== Records shown ==
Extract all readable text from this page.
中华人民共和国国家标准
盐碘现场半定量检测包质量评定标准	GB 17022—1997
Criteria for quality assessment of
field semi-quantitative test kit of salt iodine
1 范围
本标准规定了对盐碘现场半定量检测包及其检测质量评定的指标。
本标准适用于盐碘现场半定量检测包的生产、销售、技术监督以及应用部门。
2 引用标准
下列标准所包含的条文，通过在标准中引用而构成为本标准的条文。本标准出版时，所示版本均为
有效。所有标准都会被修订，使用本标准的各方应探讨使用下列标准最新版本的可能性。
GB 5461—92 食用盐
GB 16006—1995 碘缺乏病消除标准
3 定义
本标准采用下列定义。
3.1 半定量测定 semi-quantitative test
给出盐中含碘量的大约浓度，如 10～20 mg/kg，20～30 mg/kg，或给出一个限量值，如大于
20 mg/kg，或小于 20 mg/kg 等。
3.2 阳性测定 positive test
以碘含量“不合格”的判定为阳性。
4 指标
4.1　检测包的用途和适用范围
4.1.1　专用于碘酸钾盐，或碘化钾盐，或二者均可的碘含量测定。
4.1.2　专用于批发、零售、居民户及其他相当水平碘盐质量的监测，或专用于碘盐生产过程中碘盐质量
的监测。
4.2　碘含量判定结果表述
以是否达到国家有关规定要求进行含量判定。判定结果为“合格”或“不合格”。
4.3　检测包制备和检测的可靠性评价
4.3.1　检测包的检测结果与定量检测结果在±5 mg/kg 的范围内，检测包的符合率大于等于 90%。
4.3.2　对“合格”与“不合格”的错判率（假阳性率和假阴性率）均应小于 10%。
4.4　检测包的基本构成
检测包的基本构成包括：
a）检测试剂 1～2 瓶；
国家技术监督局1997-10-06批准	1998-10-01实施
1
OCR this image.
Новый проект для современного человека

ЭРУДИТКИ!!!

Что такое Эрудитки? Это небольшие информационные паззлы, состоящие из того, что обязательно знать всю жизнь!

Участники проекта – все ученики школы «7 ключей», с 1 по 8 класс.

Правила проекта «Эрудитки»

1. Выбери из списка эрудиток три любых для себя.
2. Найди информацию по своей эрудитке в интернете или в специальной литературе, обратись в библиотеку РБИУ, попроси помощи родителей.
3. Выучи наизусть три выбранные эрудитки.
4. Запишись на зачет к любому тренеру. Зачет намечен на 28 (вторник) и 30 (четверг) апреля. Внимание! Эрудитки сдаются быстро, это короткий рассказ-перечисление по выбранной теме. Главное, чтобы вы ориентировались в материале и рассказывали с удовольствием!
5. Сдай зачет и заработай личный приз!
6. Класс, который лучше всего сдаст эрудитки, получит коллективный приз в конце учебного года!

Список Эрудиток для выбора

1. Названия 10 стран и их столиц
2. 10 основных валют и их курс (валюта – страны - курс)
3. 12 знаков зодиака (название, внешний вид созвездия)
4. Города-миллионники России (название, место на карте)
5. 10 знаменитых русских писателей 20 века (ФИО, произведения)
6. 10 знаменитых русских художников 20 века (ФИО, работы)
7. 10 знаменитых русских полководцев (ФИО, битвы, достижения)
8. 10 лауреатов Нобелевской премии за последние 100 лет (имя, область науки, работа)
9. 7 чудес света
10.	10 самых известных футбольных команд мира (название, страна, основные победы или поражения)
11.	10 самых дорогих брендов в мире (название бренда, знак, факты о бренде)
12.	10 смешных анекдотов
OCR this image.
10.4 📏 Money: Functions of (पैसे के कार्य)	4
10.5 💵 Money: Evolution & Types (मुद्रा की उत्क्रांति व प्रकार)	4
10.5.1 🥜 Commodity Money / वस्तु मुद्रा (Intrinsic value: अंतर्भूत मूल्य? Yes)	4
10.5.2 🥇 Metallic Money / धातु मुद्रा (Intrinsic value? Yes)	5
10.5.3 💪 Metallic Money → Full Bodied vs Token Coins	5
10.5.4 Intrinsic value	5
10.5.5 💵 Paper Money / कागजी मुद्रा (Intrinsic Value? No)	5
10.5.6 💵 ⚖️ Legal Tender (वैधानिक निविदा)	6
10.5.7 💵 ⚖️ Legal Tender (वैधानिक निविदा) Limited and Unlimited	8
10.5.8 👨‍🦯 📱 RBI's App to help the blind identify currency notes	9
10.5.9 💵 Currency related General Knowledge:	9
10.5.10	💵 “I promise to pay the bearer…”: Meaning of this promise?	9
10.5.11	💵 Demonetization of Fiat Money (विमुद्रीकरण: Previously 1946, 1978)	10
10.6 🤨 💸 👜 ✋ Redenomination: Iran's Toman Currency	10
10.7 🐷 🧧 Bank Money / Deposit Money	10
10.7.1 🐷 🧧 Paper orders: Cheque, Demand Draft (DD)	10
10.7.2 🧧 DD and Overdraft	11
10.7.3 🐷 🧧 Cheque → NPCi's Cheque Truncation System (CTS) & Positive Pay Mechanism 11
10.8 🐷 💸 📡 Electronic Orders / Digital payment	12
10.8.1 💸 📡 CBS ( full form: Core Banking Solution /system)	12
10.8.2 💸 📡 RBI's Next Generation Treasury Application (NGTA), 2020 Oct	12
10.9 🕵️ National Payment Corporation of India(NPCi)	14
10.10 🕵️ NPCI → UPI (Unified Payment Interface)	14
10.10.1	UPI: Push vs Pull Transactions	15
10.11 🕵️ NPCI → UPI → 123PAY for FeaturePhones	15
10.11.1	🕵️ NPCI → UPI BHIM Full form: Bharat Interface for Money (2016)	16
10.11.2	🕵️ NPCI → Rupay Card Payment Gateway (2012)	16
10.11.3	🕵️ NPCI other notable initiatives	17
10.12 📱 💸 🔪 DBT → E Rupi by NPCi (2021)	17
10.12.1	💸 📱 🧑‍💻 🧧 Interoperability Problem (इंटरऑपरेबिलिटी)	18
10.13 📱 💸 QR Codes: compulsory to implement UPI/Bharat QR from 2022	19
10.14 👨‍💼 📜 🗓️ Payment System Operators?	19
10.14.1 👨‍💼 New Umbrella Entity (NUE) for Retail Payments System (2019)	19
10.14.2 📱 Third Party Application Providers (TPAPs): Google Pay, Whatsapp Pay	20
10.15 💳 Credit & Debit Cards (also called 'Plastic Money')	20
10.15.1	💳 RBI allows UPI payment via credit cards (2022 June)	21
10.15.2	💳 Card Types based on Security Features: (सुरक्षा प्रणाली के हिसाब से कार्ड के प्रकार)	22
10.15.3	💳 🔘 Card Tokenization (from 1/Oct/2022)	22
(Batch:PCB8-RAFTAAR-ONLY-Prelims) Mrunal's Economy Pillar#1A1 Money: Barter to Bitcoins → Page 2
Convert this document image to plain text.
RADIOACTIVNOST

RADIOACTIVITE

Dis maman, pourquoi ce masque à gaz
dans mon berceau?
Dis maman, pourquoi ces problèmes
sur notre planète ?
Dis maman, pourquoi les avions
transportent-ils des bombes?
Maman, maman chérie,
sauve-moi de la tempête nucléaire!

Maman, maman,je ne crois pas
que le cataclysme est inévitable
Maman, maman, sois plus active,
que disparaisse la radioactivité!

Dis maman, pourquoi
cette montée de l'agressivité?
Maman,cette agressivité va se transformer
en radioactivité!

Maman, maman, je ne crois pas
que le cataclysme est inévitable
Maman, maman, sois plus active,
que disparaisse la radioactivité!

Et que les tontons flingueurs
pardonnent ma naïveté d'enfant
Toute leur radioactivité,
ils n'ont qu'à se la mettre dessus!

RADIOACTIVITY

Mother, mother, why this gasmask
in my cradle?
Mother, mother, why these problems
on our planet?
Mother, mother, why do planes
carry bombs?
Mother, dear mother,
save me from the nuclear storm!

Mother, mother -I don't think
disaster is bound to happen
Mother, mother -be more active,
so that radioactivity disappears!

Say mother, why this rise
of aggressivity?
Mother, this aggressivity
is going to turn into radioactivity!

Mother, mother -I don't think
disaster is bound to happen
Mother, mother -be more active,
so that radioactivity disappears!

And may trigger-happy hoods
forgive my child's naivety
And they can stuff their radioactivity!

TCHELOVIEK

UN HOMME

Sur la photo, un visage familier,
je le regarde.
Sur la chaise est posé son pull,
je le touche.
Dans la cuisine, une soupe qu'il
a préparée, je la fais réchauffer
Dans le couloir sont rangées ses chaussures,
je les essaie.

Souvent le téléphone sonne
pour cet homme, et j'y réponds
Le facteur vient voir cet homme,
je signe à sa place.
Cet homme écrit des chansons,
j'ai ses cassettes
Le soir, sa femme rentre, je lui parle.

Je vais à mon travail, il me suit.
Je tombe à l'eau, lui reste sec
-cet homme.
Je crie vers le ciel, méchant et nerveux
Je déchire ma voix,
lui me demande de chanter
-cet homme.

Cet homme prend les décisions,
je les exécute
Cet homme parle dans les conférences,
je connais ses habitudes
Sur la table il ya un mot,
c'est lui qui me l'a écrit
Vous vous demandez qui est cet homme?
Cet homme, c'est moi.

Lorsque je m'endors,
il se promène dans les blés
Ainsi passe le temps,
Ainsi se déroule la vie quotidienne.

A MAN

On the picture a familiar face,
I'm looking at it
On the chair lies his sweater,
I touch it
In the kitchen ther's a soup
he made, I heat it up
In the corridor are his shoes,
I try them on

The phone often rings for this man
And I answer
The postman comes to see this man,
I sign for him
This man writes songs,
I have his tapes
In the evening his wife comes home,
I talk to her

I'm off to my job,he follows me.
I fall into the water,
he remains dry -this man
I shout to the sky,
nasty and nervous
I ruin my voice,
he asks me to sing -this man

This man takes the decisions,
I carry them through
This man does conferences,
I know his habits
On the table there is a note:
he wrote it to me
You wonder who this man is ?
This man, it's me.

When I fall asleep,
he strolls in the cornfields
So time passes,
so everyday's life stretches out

== Work to be completed ==
Pull every line containing the word "Application" out of the entries above.

== Solution ==
10.8.2 💸 📡 RBI's Next Generation Treasury Application (NGTA), 2020 Oct	12
10.14.2 📱 Third Party Application Providers (TPAPs): Google Pay, Whatsapp Pay	20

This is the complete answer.